Stored records
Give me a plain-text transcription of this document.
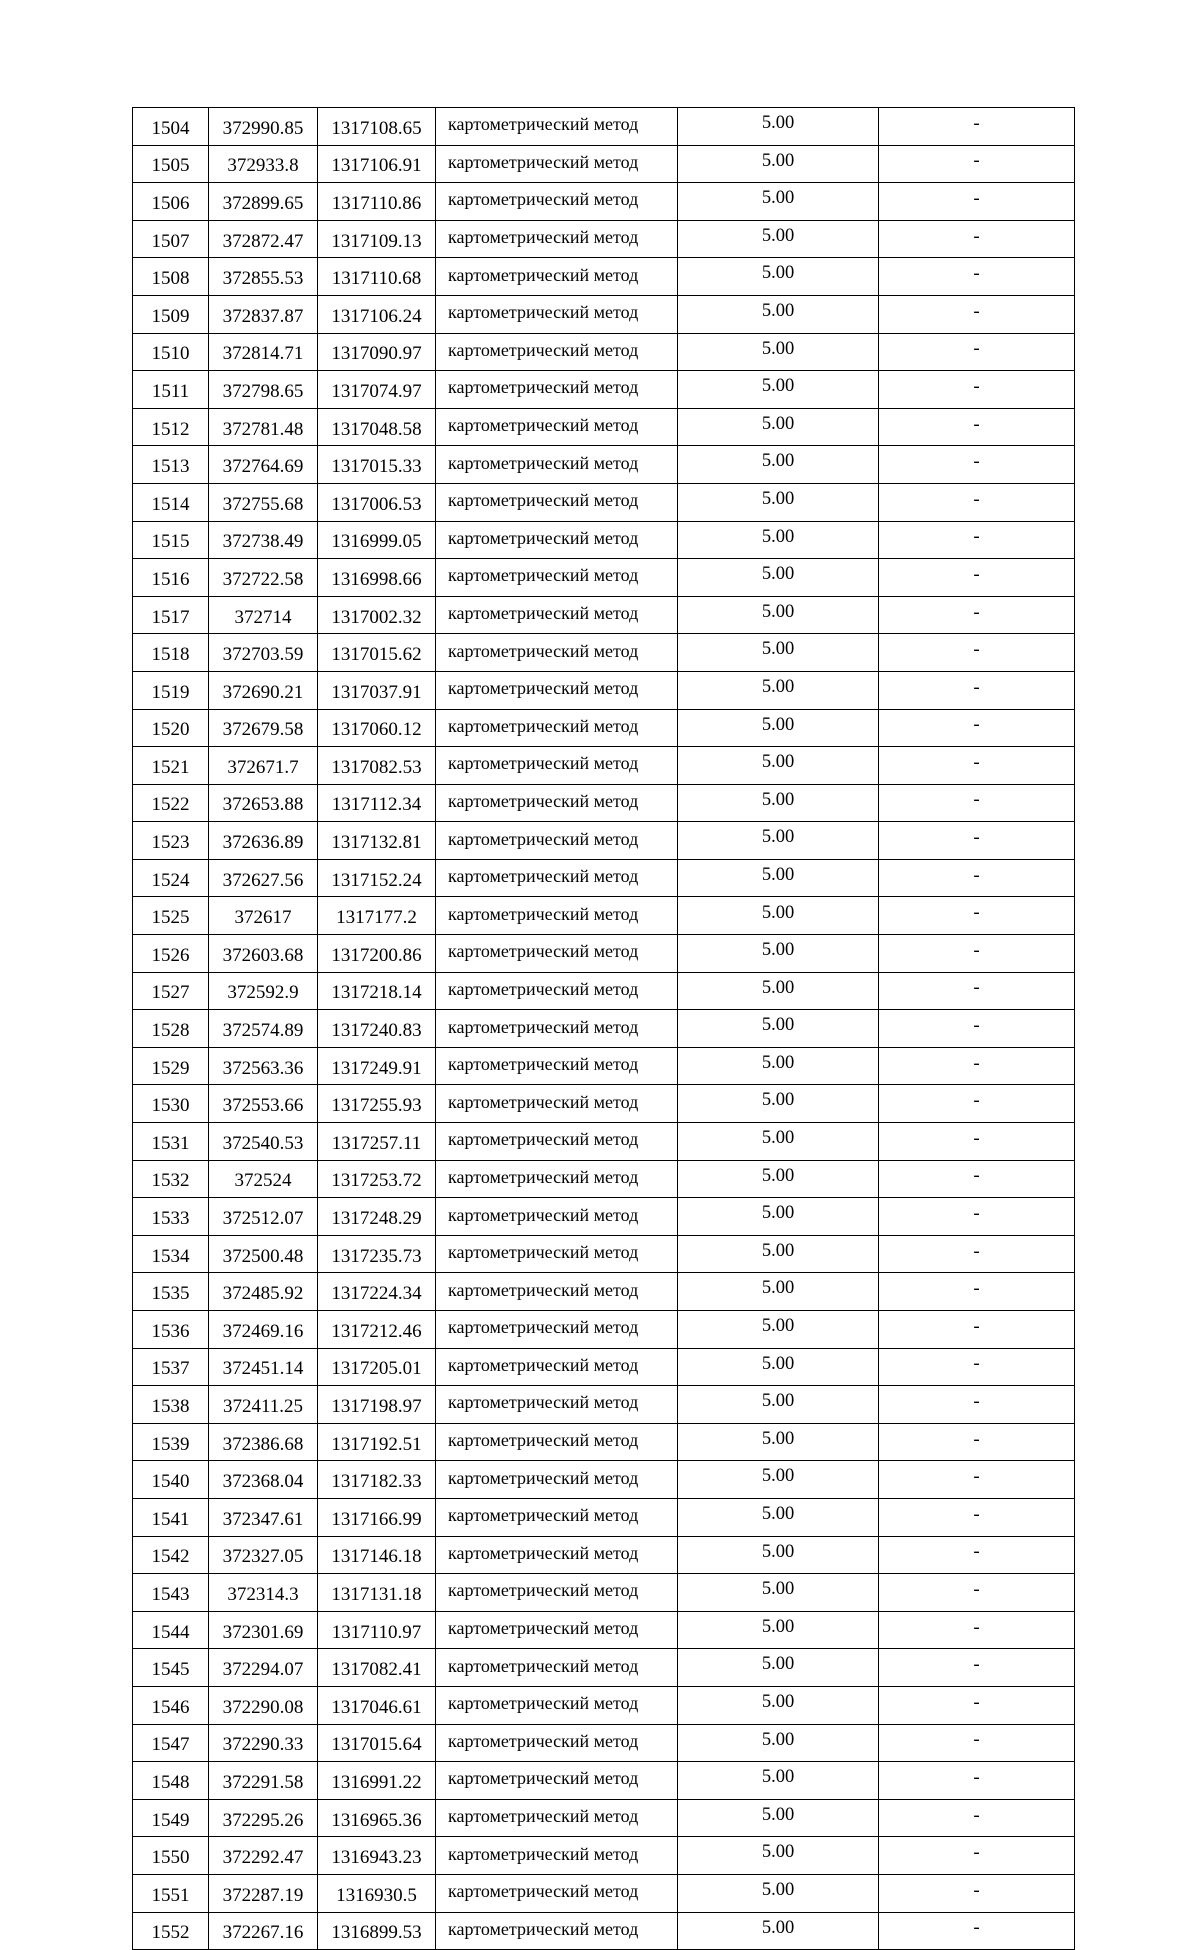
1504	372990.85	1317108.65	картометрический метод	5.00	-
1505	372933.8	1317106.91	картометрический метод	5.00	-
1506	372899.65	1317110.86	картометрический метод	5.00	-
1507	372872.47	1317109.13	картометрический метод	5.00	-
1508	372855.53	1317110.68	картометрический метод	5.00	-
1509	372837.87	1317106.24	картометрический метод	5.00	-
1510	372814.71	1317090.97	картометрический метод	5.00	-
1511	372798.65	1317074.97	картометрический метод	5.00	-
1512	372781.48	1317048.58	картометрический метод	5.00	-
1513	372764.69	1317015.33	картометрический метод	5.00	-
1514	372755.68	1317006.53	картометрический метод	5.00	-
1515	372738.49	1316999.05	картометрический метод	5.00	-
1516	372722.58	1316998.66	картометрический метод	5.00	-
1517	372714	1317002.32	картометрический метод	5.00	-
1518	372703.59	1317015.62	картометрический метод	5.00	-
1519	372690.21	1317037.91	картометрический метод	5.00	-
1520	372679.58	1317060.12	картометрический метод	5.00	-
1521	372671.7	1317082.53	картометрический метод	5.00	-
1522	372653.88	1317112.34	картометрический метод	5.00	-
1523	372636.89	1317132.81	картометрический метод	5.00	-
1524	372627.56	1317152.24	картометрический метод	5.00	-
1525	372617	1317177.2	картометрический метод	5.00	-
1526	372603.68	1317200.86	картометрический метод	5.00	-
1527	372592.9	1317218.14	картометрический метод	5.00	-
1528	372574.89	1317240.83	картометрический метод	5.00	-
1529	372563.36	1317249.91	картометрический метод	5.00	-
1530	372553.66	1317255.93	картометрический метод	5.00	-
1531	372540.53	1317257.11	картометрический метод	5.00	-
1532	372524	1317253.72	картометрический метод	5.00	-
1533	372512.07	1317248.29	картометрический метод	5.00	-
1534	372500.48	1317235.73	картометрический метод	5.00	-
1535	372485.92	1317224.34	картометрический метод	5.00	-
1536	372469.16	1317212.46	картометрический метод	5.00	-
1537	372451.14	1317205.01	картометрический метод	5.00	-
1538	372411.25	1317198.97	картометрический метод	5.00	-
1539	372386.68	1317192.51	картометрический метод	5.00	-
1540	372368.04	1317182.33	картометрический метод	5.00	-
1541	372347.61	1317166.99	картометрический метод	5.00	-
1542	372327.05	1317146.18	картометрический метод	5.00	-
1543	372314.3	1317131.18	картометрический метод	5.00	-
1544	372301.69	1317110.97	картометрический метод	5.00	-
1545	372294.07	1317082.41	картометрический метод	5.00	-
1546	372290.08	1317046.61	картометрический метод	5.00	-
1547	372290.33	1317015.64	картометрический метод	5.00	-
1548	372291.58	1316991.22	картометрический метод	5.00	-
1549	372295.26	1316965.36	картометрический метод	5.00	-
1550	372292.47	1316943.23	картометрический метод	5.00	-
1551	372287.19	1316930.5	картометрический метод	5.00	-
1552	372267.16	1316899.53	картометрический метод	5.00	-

---

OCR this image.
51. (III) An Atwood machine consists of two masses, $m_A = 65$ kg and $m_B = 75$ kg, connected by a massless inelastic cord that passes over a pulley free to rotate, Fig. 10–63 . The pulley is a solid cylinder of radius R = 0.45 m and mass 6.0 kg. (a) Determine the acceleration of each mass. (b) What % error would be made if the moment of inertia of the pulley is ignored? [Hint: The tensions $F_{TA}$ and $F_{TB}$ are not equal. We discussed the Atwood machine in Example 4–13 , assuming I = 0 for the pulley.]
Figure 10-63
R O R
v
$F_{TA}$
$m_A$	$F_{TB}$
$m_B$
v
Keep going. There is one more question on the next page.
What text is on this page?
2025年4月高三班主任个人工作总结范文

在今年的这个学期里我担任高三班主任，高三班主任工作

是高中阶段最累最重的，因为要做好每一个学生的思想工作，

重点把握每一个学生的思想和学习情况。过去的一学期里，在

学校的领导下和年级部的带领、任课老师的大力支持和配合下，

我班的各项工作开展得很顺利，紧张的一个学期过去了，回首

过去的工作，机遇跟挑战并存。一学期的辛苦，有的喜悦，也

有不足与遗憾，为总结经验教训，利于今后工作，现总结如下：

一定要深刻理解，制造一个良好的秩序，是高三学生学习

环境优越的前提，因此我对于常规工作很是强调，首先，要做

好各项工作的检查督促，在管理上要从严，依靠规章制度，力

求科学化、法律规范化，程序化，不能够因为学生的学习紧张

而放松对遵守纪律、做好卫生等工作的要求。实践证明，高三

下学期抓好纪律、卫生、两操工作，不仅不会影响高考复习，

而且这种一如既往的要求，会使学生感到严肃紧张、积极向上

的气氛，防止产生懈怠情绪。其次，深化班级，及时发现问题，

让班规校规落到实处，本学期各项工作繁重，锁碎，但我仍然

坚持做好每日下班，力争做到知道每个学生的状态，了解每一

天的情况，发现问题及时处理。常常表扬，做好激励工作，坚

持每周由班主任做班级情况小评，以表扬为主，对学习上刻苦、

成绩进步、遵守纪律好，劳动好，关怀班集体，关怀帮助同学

**Directions**
Look above for lines with the word "What" and copy them all.

**Solution to this exercise**
51. (III) An Atwood machine consists of two masses, $m_A = 65$ kg and $m_B = 75$ kg, connected by a massless inelastic cord that passes over a pulley free to rotate, Fig. 10–63 . The pulley is a solid cylinder of radius R = 0.45 m and mass 6.0 kg. (a) Determine the acceleration of each mass. (b) What % error would be made if the moment of inertia of the pulley is ignored? [Hint: The tensions $F_{TA}$ and $F_{TB}$ are not equal. We discussed the Atwood machine in Example 4–13 , assuming I = 0 for the pulley.]
What text is on this page?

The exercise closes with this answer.